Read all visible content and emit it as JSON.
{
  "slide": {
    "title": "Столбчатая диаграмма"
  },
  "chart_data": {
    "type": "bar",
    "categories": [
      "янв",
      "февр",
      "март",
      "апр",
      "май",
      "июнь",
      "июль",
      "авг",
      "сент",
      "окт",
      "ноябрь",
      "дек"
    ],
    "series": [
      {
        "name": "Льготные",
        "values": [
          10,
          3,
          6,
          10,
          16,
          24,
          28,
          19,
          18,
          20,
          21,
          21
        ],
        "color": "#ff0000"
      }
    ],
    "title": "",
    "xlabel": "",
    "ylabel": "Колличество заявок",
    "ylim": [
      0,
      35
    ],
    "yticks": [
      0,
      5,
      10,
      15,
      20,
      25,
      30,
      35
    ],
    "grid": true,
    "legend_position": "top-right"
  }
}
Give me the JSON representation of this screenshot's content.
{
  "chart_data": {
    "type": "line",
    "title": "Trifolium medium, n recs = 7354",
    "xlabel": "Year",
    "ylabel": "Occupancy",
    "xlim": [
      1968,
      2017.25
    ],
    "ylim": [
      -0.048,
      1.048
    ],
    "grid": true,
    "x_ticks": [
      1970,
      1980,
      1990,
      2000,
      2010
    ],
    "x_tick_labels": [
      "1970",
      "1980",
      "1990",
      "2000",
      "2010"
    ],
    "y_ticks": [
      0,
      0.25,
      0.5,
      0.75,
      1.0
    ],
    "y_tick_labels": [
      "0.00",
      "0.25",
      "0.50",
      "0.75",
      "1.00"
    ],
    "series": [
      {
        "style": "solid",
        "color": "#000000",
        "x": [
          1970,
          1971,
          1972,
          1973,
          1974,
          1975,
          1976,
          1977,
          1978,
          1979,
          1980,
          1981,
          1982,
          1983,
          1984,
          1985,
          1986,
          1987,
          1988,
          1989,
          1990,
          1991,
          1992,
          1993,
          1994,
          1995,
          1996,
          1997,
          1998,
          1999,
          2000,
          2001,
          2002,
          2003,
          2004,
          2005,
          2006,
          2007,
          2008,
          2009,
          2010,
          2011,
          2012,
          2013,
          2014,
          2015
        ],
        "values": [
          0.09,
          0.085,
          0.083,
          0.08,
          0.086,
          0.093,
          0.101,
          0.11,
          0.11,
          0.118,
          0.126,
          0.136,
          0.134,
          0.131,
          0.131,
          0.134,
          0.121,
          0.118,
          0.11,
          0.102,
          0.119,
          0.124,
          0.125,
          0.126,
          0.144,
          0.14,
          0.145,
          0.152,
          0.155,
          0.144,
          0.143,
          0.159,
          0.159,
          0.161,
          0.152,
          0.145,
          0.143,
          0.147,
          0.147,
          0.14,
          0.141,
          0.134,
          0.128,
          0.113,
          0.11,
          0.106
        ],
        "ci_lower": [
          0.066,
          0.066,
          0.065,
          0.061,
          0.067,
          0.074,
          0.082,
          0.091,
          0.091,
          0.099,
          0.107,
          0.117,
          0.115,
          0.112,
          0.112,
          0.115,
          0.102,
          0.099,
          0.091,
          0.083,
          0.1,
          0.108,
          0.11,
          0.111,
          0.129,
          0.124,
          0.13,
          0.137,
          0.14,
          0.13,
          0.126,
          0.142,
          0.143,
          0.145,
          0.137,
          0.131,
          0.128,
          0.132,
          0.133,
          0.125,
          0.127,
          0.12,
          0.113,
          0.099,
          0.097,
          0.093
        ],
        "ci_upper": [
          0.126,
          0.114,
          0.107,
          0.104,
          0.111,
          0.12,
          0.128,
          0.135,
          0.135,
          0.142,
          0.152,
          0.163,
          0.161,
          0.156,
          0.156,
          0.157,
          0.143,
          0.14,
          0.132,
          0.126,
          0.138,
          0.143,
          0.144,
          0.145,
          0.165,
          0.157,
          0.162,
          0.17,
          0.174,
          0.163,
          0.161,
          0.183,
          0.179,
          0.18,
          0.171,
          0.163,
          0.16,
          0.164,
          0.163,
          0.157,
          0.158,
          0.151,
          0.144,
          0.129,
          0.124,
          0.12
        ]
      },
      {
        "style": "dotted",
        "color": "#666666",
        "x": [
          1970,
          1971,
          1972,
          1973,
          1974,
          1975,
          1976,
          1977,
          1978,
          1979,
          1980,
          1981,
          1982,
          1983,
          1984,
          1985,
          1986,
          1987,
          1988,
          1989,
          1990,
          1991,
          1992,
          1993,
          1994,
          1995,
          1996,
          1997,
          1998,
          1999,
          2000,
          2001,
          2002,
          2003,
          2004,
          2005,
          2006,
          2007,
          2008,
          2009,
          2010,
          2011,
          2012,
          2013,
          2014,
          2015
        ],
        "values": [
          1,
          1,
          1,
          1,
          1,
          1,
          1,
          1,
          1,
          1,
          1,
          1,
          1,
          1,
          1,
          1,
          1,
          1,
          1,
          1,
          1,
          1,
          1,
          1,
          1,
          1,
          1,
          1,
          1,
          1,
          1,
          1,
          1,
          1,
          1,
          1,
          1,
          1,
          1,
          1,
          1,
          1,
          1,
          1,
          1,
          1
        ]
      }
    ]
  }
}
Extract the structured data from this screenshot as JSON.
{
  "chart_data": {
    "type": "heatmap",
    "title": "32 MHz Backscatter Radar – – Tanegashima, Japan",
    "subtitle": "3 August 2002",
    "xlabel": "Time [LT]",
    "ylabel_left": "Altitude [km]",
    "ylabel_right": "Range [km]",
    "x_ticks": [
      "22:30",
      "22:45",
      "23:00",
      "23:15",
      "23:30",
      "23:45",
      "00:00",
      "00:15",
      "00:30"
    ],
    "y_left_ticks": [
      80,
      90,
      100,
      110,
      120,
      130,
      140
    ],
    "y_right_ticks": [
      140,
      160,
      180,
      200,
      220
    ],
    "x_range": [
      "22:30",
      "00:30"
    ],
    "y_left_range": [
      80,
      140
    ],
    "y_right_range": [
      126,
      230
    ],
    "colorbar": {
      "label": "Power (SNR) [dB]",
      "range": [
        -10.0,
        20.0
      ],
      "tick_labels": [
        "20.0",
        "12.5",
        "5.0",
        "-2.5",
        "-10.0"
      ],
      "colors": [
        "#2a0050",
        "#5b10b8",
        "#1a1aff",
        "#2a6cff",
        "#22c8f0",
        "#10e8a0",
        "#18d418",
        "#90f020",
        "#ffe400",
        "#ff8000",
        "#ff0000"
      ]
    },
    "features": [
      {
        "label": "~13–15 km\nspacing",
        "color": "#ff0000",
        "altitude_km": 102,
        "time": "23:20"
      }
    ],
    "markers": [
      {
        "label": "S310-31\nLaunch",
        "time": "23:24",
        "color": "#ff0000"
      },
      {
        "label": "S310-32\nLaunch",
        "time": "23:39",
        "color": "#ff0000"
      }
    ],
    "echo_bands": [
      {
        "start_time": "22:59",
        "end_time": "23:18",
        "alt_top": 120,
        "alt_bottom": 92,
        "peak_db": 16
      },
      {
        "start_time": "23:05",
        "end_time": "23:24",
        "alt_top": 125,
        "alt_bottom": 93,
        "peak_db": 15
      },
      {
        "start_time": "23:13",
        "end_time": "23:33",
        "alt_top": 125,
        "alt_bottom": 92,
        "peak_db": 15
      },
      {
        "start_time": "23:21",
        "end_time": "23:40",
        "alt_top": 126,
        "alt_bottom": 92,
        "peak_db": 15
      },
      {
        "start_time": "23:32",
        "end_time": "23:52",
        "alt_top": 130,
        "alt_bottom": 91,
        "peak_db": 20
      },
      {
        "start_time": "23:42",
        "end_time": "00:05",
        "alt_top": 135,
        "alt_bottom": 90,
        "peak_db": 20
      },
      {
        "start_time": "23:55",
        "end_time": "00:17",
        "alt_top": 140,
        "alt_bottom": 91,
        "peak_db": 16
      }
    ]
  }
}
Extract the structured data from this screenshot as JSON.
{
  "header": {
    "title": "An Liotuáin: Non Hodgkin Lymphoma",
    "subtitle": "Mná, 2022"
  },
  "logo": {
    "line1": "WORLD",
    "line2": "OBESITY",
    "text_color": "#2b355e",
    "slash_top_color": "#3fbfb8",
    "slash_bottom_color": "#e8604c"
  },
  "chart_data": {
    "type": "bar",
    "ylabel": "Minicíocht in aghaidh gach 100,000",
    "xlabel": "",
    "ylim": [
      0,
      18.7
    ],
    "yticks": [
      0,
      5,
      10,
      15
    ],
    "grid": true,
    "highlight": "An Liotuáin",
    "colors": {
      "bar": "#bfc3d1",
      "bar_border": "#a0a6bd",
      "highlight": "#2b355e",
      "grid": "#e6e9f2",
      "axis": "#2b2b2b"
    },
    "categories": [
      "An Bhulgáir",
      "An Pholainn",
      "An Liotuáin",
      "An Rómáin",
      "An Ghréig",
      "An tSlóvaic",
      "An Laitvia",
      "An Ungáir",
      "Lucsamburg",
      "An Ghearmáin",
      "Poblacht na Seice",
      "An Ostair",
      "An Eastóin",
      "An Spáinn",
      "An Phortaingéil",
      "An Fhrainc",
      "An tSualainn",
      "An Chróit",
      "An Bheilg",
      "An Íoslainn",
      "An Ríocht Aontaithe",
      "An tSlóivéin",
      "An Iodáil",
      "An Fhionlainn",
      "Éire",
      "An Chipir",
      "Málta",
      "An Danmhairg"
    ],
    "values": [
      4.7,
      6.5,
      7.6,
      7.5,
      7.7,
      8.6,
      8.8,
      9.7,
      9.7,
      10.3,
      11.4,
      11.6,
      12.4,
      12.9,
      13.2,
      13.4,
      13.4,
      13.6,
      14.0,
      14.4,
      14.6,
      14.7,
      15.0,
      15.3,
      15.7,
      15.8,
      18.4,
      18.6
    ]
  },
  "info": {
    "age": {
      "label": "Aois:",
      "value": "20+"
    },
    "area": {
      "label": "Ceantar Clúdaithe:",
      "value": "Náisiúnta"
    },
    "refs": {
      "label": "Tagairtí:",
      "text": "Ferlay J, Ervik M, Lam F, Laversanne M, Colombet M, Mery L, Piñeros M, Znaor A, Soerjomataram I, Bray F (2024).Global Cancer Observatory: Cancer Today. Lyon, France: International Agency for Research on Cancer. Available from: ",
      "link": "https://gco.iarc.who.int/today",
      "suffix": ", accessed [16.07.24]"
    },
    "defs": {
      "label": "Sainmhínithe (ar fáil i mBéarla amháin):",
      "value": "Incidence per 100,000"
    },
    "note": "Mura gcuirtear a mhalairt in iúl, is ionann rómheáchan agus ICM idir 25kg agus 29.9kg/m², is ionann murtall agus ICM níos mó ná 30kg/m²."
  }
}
● ● ● ● ● ● ●
Task details ▸
Locate the word "Liotuáin" in the records and collect each line it appears in.

Completed exercise ▸
    "title": "An Liotuáin: Non Hodgkin Lymphoma",
    "highlight": "An Liotuáin",
      "An Liotuáin",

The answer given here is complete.